Extracted records
##############################

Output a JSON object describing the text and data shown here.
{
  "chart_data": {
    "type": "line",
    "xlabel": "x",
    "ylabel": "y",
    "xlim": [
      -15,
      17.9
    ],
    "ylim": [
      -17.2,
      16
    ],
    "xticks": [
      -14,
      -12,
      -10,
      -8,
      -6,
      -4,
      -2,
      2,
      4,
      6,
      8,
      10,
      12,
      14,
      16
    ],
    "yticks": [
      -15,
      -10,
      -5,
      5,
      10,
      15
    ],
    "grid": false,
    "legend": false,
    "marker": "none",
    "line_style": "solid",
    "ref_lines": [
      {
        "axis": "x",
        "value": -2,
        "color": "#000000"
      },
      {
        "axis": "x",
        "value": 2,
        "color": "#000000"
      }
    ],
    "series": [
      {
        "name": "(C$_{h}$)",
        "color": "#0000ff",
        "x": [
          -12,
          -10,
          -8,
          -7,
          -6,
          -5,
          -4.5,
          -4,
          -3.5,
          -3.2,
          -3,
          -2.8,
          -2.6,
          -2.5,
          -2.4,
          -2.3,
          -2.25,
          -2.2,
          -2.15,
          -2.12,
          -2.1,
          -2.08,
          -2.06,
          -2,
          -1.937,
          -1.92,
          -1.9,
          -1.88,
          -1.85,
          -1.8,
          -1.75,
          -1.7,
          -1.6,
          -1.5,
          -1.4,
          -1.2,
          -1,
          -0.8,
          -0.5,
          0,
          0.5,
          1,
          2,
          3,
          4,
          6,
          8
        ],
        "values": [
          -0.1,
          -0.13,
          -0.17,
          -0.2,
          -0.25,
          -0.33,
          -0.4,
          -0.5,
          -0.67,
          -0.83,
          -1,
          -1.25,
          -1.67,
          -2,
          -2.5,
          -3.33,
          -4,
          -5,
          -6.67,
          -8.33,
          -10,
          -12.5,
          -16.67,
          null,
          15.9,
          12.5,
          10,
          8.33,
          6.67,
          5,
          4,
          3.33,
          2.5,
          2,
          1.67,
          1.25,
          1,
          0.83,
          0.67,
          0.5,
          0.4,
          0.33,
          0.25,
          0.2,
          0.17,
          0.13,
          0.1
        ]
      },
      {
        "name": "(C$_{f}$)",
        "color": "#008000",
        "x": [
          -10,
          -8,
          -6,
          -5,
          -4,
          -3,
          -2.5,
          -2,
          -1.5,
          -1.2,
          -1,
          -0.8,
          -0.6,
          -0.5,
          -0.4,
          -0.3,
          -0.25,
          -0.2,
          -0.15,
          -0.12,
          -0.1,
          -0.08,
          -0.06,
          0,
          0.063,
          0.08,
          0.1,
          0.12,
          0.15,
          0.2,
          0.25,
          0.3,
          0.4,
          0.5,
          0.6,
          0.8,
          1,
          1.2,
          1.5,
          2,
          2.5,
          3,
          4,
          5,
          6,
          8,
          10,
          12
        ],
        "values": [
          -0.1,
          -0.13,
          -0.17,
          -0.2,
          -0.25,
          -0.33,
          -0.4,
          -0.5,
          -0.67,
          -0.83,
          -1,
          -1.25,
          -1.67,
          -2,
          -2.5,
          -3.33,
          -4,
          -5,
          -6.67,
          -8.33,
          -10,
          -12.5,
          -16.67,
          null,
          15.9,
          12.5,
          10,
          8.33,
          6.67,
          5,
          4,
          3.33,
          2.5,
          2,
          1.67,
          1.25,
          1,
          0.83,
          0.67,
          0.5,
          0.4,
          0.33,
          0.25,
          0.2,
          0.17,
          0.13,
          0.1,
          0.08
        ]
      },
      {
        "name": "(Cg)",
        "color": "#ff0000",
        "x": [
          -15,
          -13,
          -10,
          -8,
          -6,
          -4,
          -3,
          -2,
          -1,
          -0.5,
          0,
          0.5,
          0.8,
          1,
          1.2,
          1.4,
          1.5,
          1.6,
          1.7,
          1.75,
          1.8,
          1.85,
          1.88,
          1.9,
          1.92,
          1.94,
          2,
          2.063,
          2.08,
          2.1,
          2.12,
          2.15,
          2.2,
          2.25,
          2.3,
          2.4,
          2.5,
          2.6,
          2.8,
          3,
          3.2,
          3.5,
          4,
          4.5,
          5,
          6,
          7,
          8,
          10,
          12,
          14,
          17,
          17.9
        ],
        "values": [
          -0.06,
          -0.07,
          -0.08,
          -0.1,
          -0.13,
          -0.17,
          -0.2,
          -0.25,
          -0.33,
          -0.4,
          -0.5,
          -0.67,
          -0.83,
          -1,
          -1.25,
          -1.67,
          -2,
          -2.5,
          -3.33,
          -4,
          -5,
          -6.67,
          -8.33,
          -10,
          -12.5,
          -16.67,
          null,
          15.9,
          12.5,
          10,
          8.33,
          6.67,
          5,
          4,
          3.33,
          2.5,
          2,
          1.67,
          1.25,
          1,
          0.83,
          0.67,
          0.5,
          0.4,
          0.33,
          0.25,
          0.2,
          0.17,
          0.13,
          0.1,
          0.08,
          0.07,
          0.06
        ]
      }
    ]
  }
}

##############################

SET EXERCISE:
Check every line of the data, and copy the ones that contain "color".

RESULT OF THIS EXERCISE:
        "color": "#000000"
        "color": "#000000"
        "color": "#0000ff",
        "color": "#008000",
        "color": "#ff0000",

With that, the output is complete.